> _Exercise brief_
Return all lines with the word "γαιανθράκων" in them.

> _Record set_
☆ ☆ ☆ ☆ ☆

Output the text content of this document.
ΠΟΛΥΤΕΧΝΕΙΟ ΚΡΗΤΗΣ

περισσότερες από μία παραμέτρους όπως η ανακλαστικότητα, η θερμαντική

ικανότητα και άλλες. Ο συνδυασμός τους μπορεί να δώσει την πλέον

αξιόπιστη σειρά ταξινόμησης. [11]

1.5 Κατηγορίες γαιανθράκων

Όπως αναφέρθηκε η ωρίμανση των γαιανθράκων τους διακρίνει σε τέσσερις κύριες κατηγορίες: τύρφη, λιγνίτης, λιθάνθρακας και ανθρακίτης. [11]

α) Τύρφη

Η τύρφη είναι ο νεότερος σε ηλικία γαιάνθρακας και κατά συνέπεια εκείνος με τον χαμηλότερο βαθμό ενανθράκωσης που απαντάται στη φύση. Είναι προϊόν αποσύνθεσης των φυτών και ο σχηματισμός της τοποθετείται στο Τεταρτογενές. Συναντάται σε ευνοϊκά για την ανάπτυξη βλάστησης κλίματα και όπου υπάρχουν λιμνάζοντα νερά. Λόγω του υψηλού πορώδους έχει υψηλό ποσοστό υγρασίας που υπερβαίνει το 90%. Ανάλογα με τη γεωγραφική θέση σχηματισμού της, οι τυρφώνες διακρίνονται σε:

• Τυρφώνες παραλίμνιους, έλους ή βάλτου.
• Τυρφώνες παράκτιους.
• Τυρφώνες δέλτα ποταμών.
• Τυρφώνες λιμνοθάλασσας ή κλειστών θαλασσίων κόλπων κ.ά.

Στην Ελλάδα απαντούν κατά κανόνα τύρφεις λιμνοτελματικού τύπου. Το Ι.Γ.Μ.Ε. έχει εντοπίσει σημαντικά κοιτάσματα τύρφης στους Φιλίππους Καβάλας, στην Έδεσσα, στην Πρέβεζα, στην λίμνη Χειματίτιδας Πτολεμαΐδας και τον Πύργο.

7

☆ ☆ ☆ ☆ ☆

> _The result_
1.5 Κατηγορίες γαιανθράκων
Όπως αναφέρθηκε η ωρίμανση των γαιανθράκων τους διακρίνει σε τέσσερις κύριες κατηγορίες: τύρφη, λιγνίτης, λιθάνθρακας και ανθρακίτης. [11]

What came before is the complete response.